■ Given instruction: Of all the lines in the records below, how many hold the word "title"? Give the number alone.

■ Records to process:
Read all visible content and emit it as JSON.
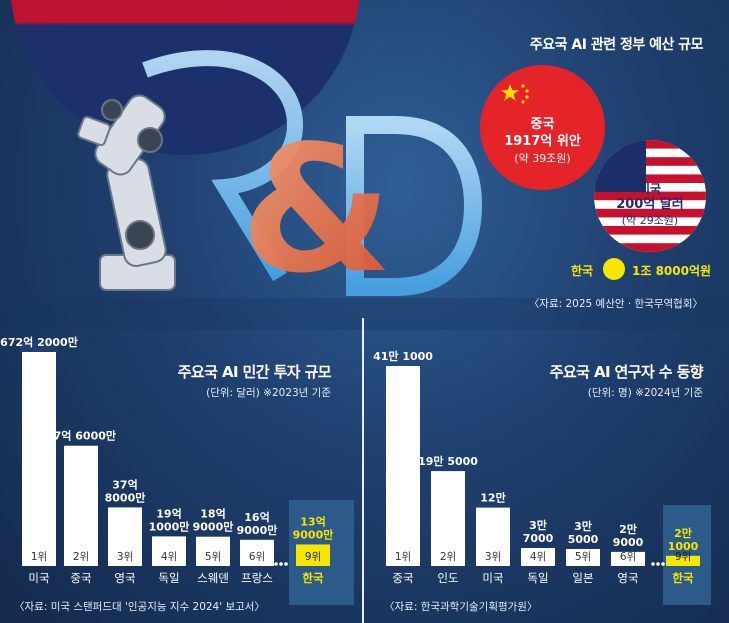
{
  "colors": {
    "background": "#1f3f6e",
    "bar": "#ffffff",
    "korea_bar": "#f6e600",
    "korea_text": "#f6e600",
    "china_red": "#e5242a",
    "panel_highlight": "#2f5f8f",
    "flag_red": "#c8102e",
    "flag_blue": "#1c2f6b"
  },
  "top": {
    "title": "주요국 AI 관련 정부 예산 규모",
    "china": {
      "name": "중국",
      "amount": "1917억 위안",
      "krw": "(약 39조원)"
    },
    "usa": {
      "name": "미국",
      "amount": "200억 달러",
      "krw": "(약 29조원)"
    },
    "korea": {
      "name": "한국",
      "amount": "1조 8000억원"
    },
    "source": "〈자료: 2025 예산안 · 한국무역협회〉"
  },
  "chart_data": [
    {
      "type": "bar",
      "title": "주요국 AI 민간 투자 규모",
      "unit_note": "(단위: 달러) ※2023년 기준",
      "categories": [
        "미국",
        "중국",
        "영국",
        "독일",
        "스웨덴",
        "프랑스",
        "한국"
      ],
      "ranks": [
        "1위",
        "2위",
        "3위",
        "4위",
        "5위",
        "6위",
        "9위"
      ],
      "values": [
        672.2,
        77.6,
        37.8,
        19.1,
        18.9,
        16.9,
        13.9
      ],
      "value_labels": [
        [
          "672억 2000만"
        ],
        [
          "77억 6000만"
        ],
        [
          "37억",
          "8000만"
        ],
        [
          "19억",
          "1000만"
        ],
        [
          "18억",
          "9000만"
        ],
        [
          "16억",
          "9000만"
        ],
        [
          "13억",
          "9000만"
        ]
      ],
      "highlight_index": 6,
      "axis_break": true,
      "source": "〈자료: 미국 스탠퍼드대 '인공지능 지수 2024' 보고서〉"
    },
    {
      "type": "bar",
      "title": "주요국 AI 연구자 수 동향",
      "unit_note": "(단위: 명) ※2024년 기준",
      "categories": [
        "중국",
        "인도",
        "미국",
        "독일",
        "일본",
        "영국",
        "한국"
      ],
      "ranks": [
        "1위",
        "2위",
        "3위",
        "4위",
        "5위",
        "6위",
        "9위"
      ],
      "values": [
        411000,
        195000,
        120000,
        37000,
        35000,
        29000,
        21000
      ],
      "value_labels": [
        [
          "41만 1000"
        ],
        [
          "19만 5000"
        ],
        [
          "12만"
        ],
        [
          "3만",
          "7000"
        ],
        [
          "3만",
          "5000"
        ],
        [
          "2만",
          "9000"
        ],
        [
          "2만",
          "1000"
        ]
      ],
      "highlight_index": 6,
      "source": "〈자료: 한국과학기술기획평가원〉"
    }
  ]
}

■ Solution to the exercise: 3